> **Stated goal**
Take the material below and retype it in full; pictures are left out.

(Figure record extracts)
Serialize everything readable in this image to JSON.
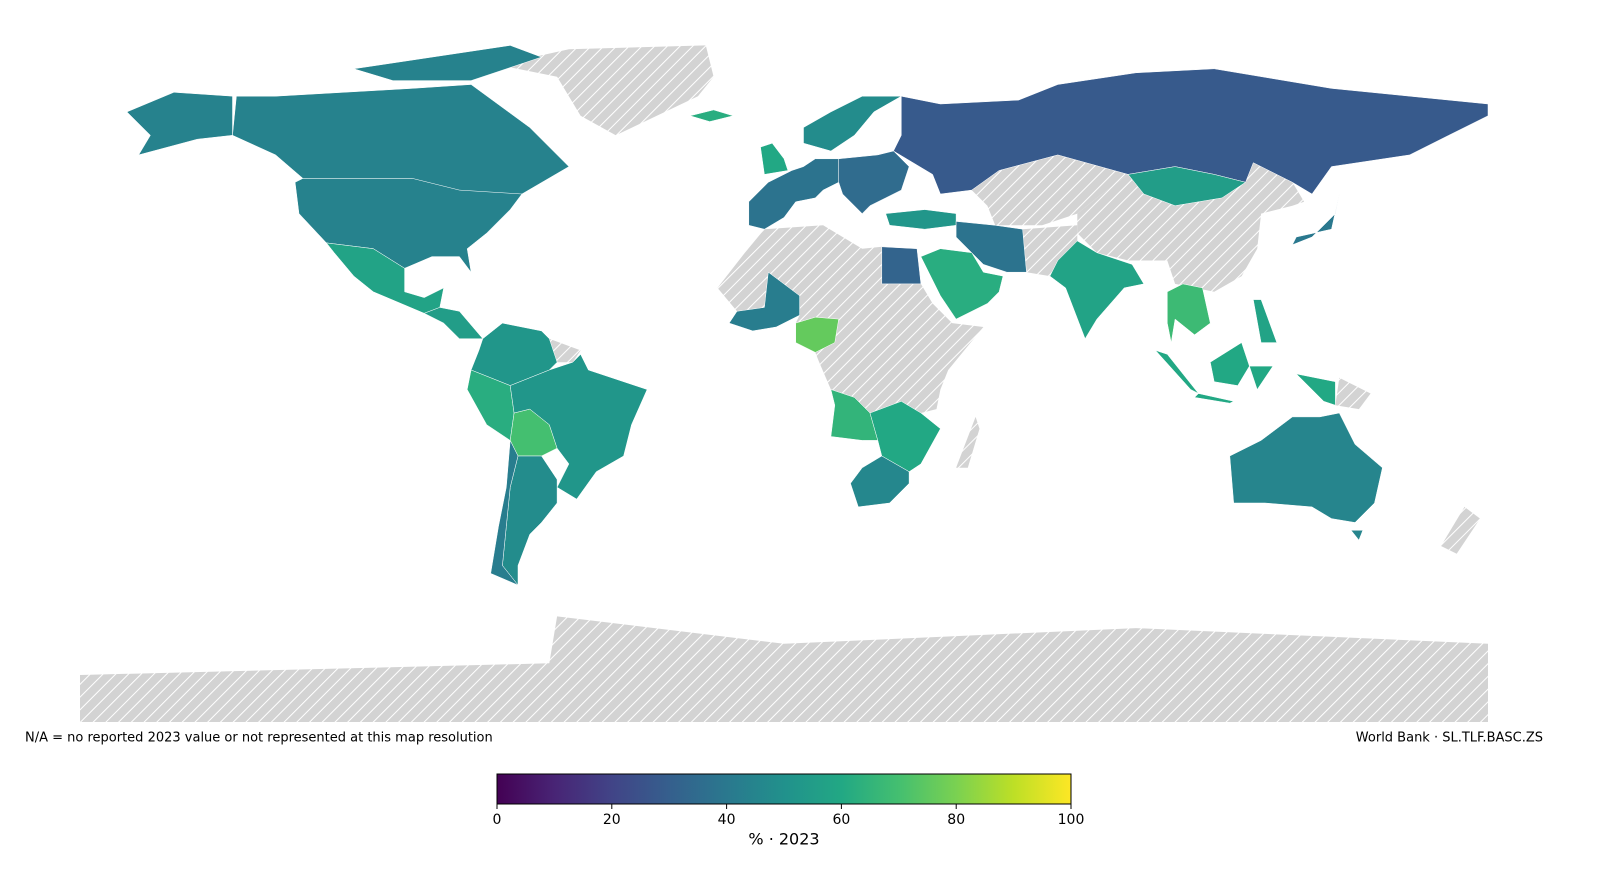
{
  "chart_data": {
    "type": "choropleth",
    "colormap": "viridis",
    "values": [
      44,
      44,
      58,
      55,
      52,
      62,
      70,
      52,
      48,
      42,
      38,
      60,
      48,
      35,
      28,
      52,
      38,
      62,
      32,
      42,
      76,
      65,
      60,
      46,
      58,
      55,
      68,
      60,
      58,
      40,
      45,
      62
    ],
    "note": "N/A = no reported 2023 value or not represented at this map resolution",
    "source": "World Bank · SL.TLF.BASC.ZS",
    "colorbar": {
      "label": "% · 2023",
      "lim": [
        0,
        100
      ],
      "ticks": [
        0,
        20,
        40,
        60,
        80,
        100
      ]
    }
  }
}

> **Correct result**
Serialize everything readable in this image to JSON.
{
  "chart_data": {
    "type": "choropleth",
    "colormap": "viridis",
    "values": [
      44,
      44,
      58,
      55,
      52,
      62,
      70,
      52,
      48,
      42,
      38,
      60,
      48,
      35,
      28,
      52,
      38,
      62,
      32,
      42,
      76,
      65,
      60,
      46,
      58,
      55,
      68,
      60,
      58,
      40,
      45,
      62
    ],
    "note": "N/A = no reported 2023 value or not represented at this map resolution",
    "source": "World Bank · SL.TLF.BASC.ZS",
    "colorbar": {
      "label": "% · 2023",
      "lim": [
        0,
        100
      ],
      "ticks": [
        0,
        20,
        40,
        60,
        80,
        100
      ]
    }
  }
}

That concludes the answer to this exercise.